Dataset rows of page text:

►

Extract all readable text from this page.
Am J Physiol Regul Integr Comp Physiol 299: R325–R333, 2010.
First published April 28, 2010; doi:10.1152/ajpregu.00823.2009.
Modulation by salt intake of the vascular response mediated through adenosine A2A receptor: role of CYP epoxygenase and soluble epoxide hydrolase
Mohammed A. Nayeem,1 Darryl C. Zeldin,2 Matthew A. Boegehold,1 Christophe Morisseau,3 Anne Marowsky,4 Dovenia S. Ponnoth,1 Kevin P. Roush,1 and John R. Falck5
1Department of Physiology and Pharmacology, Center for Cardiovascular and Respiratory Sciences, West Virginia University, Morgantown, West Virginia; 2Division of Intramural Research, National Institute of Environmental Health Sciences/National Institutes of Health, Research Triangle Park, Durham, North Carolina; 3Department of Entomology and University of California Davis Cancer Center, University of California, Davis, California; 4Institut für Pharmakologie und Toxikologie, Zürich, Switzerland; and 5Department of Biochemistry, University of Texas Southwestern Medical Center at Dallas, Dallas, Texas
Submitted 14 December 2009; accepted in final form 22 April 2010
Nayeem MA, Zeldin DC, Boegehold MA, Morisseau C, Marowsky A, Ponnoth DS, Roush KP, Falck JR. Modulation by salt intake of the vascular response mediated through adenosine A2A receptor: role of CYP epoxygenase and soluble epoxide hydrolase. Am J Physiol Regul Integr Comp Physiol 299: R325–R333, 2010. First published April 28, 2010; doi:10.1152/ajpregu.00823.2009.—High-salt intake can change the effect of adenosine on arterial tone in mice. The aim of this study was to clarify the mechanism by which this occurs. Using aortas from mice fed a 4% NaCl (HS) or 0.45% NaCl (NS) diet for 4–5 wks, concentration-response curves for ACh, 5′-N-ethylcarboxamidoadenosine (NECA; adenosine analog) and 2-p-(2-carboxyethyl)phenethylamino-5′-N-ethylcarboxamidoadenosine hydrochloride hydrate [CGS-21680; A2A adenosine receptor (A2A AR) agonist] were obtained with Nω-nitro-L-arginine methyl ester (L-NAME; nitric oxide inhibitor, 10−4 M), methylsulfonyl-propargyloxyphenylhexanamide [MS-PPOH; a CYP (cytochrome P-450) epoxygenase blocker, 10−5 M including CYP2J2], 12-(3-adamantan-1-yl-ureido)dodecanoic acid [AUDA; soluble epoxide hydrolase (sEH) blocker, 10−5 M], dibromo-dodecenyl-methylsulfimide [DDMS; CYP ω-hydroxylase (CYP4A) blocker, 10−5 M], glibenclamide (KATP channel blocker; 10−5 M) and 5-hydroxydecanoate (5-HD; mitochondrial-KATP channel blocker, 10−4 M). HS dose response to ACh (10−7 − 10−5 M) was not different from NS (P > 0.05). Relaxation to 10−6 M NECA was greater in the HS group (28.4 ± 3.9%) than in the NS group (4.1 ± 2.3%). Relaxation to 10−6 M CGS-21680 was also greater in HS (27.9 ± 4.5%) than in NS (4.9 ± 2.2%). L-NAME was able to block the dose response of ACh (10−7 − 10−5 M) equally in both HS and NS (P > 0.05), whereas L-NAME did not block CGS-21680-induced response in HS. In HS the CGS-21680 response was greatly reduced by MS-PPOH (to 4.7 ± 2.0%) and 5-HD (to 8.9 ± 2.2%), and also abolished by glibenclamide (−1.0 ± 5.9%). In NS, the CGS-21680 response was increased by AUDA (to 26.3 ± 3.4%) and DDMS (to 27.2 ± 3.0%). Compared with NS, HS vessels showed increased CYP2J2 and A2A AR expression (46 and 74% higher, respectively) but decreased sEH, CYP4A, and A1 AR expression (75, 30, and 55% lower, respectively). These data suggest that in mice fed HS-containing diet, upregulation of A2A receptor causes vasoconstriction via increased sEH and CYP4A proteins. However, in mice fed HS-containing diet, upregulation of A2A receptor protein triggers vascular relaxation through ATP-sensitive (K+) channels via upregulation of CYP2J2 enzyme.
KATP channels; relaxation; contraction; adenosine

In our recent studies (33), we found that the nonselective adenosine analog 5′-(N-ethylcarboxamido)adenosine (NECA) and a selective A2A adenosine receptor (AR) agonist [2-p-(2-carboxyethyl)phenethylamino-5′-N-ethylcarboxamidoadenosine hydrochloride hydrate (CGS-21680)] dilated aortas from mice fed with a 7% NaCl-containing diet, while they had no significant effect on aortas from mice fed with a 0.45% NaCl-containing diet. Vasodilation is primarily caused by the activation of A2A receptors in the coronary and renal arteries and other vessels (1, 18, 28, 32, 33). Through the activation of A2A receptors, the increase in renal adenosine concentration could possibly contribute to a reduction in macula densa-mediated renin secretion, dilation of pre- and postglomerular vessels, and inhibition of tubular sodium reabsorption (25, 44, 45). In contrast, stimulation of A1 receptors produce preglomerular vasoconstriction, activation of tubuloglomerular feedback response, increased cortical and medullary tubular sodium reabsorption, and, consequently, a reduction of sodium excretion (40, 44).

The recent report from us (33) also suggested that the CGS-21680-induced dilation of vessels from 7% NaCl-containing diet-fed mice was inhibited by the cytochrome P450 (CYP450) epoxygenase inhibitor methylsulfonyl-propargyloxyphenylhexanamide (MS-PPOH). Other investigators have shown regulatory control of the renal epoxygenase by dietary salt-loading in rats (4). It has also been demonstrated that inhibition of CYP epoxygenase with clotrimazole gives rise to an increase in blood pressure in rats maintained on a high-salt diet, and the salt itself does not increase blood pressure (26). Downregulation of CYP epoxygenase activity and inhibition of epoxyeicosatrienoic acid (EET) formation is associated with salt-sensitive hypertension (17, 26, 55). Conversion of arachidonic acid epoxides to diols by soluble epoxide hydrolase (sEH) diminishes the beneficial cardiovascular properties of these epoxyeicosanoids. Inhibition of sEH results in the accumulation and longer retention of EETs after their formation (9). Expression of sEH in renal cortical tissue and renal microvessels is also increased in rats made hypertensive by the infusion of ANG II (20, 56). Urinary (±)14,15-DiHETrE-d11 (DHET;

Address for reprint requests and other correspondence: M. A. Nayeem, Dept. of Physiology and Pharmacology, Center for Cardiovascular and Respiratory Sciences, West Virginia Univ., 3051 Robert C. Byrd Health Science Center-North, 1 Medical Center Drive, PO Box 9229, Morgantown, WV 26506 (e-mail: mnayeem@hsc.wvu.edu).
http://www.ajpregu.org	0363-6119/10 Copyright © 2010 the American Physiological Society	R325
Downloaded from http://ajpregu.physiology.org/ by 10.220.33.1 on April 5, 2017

◄

Write the data out in full, matching every line exactly.

Extract all readable text from this page.
Am J Physiol Regul Integr Comp Physiol 299: R325–R333, 2010.
First published April 28, 2010; doi:10.1152/ajpregu.00823.2009.
Modulation by salt intake of the vascular response mediated through adenosine A2A receptor: role of CYP epoxygenase and soluble epoxide hydrolase
Mohammed A. Nayeem,1 Darryl C. Zeldin,2 Matthew A. Boegehold,1 Christophe Morisseau,3 Anne Marowsky,4 Dovenia S. Ponnoth,1 Kevin P. Roush,1 and John R. Falck5
1Department of Physiology and Pharmacology, Center for Cardiovascular and Respiratory Sciences, West Virginia University, Morgantown, West Virginia; 2Division of Intramural Research, National Institute of Environmental Health Sciences/National Institutes of Health, Research Triangle Park, Durham, North Carolina; 3Department of Entomology and University of California Davis Cancer Center, University of California, Davis, California; 4Institut für Pharmakologie und Toxikologie, Zürich, Switzerland; and 5Department of Biochemistry, University of Texas Southwestern Medical Center at Dallas, Dallas, Texas
Submitted 14 December 2009; accepted in final form 22 April 2010
Nayeem MA, Zeldin DC, Boegehold MA, Morisseau C, Marowsky A, Ponnoth DS, Roush KP, Falck JR. Modulation by salt intake of the vascular response mediated through adenosine A2A receptor: role of CYP epoxygenase and soluble epoxide hydrolase. Am J Physiol Regul Integr Comp Physiol 299: R325–R333, 2010. First published April 28, 2010; doi:10.1152/ajpregu.00823.2009.—High-salt intake can change the effect of adenosine on arterial tone in mice. The aim of this study was to clarify the mechanism by which this occurs. Using aortas from mice fed a 4% NaCl (HS) or 0.45% NaCl (NS) diet for 4–5 wks, concentration-response curves for ACh, 5′-N-ethylcarboxamidoadenosine (NECA; adenosine analog) and 2-p-(2-carboxyethyl)phenethylamino-5′-N-ethylcarboxamidoadenosine hydrochloride hydrate [CGS-21680; A2A adenosine receptor (A2A AR) agonist] were obtained with Nω-nitro-L-arginine methyl ester (L-NAME; nitric oxide inhibitor, 10−4 M), methylsulfonyl-propargyloxyphenylhexanamide [MS-PPOH; a CYP (cytochrome P-450) epoxygenase blocker, 10−5 M including CYP2J2], 12-(3-adamantan-1-yl-ureido)dodecanoic acid [AUDA; soluble epoxide hydrolase (sEH) blocker, 10−5 M], dibromo-dodecenyl-methylsulfimide [DDMS; CYP ω-hydroxylase (CYP4A) blocker, 10−5 M], glibenclamide (KATP channel blocker; 10−5 M) and 5-hydroxydecanoate (5-HD; mitochondrial-KATP channel blocker, 10−4 M). HS dose response to ACh (10−7 − 10−5 M) was not different from NS (P > 0.05). Relaxation to 10−6 M NECA was greater in the HS group (28.4 ± 3.9%) than in the NS group (4.1 ± 2.3%). Relaxation to 10−6 M CGS-21680 was also greater in HS (27.9 ± 4.5%) than in NS (4.9 ± 2.2%). L-NAME was able to block the dose response of ACh (10−7 − 10−5 M) equally in both HS and NS (P > 0.05), whereas L-NAME did not block CGS-21680-induced response in HS. In HS the CGS-21680 response was greatly reduced by MS-PPOH (to 4.7 ± 2.0%) and 5-HD (to 8.9 ± 2.2%), and also abolished by glibenclamide (−1.0 ± 5.9%). In NS, the CGS-21680 response was increased by AUDA (to 26.3 ± 3.4%) and DDMS (to 27.2 ± 3.0%). Compared with NS, HS vessels showed increased CYP2J2 and A2A AR expression (46 and 74% higher, respectively) but decreased sEH, CYP4A, and A1 AR expression (75, 30, and 55% lower, respectively). These data suggest that in mice fed HS-containing diet, upregulation of A2A receptor causes vasoconstriction via increased sEH and CYP4A proteins. However, in mice fed HS-containing diet, upregulation of A2A receptor protein triggers vascular relaxation through ATP-sensitive (K+) channels via upregulation of CYP2J2 enzyme.
KATP channels; relaxation; contraction; adenosine

In our recent studies (33), we found that the nonselective adenosine analog 5′-(N-ethylcarboxamido)adenosine (NECA) and a selective A2A adenosine receptor (AR) agonist [2-p-(2-carboxyethyl)phenethylamino-5′-N-ethylcarboxamidoadenosine hydrochloride hydrate (CGS-21680)] dilated aortas from mice fed with a 7% NaCl-containing diet, while they had no significant effect on aortas from mice fed with a 0.45% NaCl-containing diet. Vasodilation is primarily caused by the activation of A2A receptors in the coronary and renal arteries and other vessels (1, 18, 28, 32, 33). Through the activation of A2A receptors, the increase in renal adenosine concentration could possibly contribute to a reduction in macula densa-mediated renin secretion, dilation of pre- and postglomerular vessels, and inhibition of tubular sodium reabsorption (25, 44, 45). In contrast, stimulation of A1 receptors produce preglomerular vasoconstriction, activation of tubuloglomerular feedback response, increased cortical and medullary tubular sodium reabsorption, and, consequently, a reduction of sodium excretion (40, 44).

The recent report from us (33) also suggested that the CGS-21680-induced dilation of vessels from 7% NaCl-containing diet-fed mice was inhibited by the cytochrome P450 (CYP450) epoxygenase inhibitor methylsulfonyl-propargyloxyphenylhexanamide (MS-PPOH). Other investigators have shown regulatory control of the renal epoxygenase by dietary salt-loading in rats (4). It has also been demonstrated that inhibition of CYP epoxygenase with clotrimazole gives rise to an increase in blood pressure in rats maintained on a high-salt diet, and the salt itself does not increase blood pressure (26). Downregulation of CYP epoxygenase activity and inhibition of epoxyeicosatrienoic acid (EET) formation is associated with salt-sensitive hypertension (17, 26, 55). Conversion of arachidonic acid epoxides to diols by soluble epoxide hydrolase (sEH) diminishes the beneficial cardiovascular properties of these epoxyeicosanoids. Inhibition of sEH results in the accumulation and longer retention of EETs after their formation (9). Expression of sEH in renal cortical tissue and renal microvessels is also increased in rats made hypertensive by the infusion of ANG II (20, 56). Urinary (±)14,15-DiHETrE-d11 (DHET;

Address for reprint requests and other correspondence: M. A. Nayeem, Dept. of Physiology and Pharmacology, Center for Cardiovascular and Respiratory Sciences, West Virginia Univ., 3051 Robert C. Byrd Health Science Center-North, 1 Medical Center Drive, PO Box 9229, Morgantown, WV 26506 (e-mail: mnayeem@hsc.wvu.edu).
http://www.ajpregu.org	0363-6119/10 Copyright © 2010 the American Physiological Society	R325
Downloaded from http://ajpregu.physiology.org/ by 10.220.33.1 on April 5, 2017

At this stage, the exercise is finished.